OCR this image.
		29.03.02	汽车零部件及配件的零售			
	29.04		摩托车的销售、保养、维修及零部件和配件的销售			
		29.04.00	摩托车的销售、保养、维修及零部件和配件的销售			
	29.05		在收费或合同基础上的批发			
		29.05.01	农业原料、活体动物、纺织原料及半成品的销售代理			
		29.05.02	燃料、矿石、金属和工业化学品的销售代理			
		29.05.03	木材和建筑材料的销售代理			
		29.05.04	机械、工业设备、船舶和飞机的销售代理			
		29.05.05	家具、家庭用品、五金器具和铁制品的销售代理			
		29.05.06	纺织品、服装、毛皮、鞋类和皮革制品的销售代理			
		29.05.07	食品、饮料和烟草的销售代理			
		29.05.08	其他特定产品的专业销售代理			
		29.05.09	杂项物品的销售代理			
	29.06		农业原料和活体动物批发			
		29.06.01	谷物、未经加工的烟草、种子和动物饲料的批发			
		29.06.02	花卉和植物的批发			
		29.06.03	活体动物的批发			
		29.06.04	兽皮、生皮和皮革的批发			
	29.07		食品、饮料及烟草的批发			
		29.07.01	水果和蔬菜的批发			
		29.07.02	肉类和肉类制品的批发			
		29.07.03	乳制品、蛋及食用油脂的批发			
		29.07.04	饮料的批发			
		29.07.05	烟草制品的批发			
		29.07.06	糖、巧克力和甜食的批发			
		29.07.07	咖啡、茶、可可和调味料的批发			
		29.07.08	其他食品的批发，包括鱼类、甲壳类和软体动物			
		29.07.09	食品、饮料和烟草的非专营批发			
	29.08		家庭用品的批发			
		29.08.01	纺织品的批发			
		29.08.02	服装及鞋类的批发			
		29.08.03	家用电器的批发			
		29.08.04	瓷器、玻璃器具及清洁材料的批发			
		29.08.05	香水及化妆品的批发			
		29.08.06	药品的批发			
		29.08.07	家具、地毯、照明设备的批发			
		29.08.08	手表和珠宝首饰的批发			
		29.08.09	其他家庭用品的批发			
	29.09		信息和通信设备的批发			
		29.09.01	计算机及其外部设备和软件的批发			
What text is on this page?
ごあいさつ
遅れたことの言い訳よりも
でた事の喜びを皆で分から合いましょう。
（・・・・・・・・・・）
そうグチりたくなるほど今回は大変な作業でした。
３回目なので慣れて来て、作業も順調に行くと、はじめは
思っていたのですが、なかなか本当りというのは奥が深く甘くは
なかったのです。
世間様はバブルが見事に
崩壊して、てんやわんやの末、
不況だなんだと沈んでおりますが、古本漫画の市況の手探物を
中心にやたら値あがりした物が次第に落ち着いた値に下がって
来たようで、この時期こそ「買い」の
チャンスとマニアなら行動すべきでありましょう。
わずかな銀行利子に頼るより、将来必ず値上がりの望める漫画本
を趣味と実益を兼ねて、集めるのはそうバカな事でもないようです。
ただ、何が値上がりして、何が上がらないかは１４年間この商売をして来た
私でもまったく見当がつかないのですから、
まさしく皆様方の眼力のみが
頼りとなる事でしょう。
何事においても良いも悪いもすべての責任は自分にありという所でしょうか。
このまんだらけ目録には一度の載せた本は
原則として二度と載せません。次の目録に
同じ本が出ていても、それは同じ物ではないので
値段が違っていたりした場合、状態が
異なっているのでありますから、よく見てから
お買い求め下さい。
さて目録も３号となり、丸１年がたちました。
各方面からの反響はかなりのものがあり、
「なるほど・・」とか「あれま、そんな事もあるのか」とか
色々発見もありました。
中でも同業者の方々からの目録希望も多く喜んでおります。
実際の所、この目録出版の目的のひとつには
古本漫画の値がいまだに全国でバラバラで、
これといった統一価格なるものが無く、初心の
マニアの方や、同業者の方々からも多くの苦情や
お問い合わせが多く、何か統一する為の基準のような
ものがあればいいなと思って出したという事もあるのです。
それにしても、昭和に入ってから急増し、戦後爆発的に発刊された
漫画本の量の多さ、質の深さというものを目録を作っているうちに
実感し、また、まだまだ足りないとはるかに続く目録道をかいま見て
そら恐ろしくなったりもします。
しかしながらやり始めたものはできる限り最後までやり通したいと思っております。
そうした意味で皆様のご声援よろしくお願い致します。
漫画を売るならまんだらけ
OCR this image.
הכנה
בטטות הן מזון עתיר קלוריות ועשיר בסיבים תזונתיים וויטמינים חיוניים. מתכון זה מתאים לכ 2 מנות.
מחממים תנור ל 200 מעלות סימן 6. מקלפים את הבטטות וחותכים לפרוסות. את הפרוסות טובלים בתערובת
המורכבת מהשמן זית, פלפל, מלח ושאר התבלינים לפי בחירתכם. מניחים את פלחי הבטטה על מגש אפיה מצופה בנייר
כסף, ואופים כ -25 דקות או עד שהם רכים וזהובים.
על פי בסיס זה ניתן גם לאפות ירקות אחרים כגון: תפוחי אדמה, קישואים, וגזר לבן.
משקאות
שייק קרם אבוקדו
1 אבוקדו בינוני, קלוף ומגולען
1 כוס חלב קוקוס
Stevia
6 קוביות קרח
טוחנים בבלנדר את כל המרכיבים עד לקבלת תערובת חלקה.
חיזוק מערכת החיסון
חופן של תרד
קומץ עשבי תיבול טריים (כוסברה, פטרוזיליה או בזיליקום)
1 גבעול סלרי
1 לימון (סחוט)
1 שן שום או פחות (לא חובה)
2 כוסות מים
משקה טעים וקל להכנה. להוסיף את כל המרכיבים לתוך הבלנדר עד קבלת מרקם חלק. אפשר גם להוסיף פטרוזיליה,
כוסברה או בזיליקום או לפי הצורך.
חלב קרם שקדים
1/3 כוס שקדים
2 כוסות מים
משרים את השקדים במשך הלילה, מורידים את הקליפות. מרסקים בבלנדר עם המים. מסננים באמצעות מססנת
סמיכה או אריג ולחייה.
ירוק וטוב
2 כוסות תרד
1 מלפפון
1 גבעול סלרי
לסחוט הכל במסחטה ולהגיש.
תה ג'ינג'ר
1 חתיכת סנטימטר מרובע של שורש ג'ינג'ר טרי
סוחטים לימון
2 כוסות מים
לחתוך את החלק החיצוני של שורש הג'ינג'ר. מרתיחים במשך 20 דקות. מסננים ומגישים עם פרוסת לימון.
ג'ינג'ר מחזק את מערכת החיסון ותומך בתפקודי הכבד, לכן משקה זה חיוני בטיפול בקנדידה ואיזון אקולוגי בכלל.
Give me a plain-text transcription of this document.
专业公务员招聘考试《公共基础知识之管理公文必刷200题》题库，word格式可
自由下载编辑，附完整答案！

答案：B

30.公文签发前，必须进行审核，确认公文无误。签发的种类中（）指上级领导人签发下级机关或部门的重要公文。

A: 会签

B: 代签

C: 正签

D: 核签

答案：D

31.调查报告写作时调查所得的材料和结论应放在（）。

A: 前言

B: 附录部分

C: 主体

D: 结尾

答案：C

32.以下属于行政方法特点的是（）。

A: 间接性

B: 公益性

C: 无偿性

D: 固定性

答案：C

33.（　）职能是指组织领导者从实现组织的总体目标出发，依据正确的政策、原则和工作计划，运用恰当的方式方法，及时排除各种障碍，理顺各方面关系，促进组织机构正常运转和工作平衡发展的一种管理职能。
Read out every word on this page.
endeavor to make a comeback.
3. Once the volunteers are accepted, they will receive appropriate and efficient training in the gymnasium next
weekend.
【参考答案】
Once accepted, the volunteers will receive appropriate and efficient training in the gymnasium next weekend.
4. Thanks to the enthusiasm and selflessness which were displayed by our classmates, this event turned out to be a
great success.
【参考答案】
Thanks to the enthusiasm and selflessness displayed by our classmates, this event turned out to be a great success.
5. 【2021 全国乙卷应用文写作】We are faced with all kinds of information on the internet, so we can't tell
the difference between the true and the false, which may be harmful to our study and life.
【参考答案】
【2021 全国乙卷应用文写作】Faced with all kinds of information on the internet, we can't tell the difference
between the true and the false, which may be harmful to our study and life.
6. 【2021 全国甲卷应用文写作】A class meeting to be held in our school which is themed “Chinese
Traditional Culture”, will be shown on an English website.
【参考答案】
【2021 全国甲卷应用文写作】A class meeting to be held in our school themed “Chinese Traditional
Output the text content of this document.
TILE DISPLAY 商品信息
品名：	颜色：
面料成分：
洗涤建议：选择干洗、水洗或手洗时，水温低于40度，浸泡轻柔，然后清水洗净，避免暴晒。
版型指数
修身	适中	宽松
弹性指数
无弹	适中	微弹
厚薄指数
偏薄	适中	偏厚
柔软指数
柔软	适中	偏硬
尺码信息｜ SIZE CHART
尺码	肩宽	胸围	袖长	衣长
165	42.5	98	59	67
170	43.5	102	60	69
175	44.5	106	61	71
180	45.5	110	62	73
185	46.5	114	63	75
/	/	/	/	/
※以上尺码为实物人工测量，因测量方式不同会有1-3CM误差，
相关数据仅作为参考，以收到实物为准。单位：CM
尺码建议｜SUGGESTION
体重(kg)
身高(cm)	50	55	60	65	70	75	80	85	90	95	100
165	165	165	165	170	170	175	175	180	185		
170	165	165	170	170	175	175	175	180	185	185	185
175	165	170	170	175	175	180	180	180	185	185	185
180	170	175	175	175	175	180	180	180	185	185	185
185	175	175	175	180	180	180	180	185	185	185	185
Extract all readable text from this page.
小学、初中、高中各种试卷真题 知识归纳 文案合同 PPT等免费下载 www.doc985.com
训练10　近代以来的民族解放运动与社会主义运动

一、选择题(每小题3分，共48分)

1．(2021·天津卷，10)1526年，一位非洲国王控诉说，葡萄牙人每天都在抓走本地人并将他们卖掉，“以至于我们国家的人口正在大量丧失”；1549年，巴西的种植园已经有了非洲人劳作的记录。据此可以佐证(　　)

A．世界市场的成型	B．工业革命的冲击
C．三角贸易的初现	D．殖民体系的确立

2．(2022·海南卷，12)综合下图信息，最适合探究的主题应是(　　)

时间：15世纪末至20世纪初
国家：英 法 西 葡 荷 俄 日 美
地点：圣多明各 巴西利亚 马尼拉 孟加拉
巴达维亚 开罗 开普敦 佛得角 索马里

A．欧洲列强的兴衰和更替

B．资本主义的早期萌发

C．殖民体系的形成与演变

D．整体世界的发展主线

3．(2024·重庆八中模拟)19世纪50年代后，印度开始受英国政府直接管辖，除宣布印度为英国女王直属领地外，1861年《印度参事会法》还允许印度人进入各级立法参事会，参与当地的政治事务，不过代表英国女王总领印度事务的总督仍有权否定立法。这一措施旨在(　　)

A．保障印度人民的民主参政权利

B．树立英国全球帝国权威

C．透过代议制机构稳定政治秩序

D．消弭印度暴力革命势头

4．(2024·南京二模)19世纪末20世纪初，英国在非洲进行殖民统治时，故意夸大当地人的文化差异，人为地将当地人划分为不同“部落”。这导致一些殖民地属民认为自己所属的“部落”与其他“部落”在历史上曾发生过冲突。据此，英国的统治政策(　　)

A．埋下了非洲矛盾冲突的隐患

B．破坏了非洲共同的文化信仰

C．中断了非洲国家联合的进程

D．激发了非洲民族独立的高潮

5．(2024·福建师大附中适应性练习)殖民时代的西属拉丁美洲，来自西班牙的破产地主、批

**********

DIRECTIONS FOR THIS TASK: Begin with the line that contains "Extract all readable text from this page." and set down each line exactly until the records above end, including the final line.

WRITTEN RESPONSE:
Extract all readable text from this page.
小学、初中、高中各种试卷真题 知识归纳 文案合同 PPT等免费下载 www.doc985.com
训练10　近代以来的民族解放运动与社会主义运动

一、选择题(每小题3分，共48分)

1．(2021·天津卷，10)1526年，一位非洲国王控诉说，葡萄牙人每天都在抓走本地人并将他们卖掉，“以至于我们国家的人口正在大量丧失”；1549年，巴西的种植园已经有了非洲人劳作的记录。据此可以佐证(　　)

A．世界市场的成型	B．工业革命的冲击
C．三角贸易的初现	D．殖民体系的确立

2．(2022·海南卷，12)综合下图信息，最适合探究的主题应是(　　)

时间：15世纪末至20世纪初
国家：英 法 西 葡 荷 俄 日 美
地点：圣多明各 巴西利亚 马尼拉 孟加拉
巴达维亚 开罗 开普敦 佛得角 索马里

A．欧洲列强的兴衰和更替

B．资本主义的早期萌发

C．殖民体系的形成与演变

D．整体世界的发展主线

3．(2024·重庆八中模拟)19世纪50年代后，印度开始受英国政府直接管辖，除宣布印度为英国女王直属领地外，1861年《印度参事会法》还允许印度人进入各级立法参事会，参与当地的政治事务，不过代表英国女王总领印度事务的总督仍有权否定立法。这一措施旨在(　　)

A．保障印度人民的民主参政权利

B．树立英国全球帝国权威

C．透过代议制机构稳定政治秩序

D．消弭印度暴力革命势头

4．(2024·南京二模)19世纪末20世纪初，英国在非洲进行殖民统治时，故意夸大当地人的文化差异，人为地将当地人划分为不同“部落”。这导致一些殖民地属民认为自己所属的“部落”与其他“部落”在历史上曾发生过冲突。据此，英国的统治政策(　　)

A．埋下了非洲矛盾冲突的隐患

B．破坏了非洲共同的文化信仰

C．中断了非洲国家联合的进程

D．激发了非洲民族独立的高潮

5．(2024·福建师大附中适应性练习)殖民时代的西属拉丁美洲，来自西班牙的破产地主、批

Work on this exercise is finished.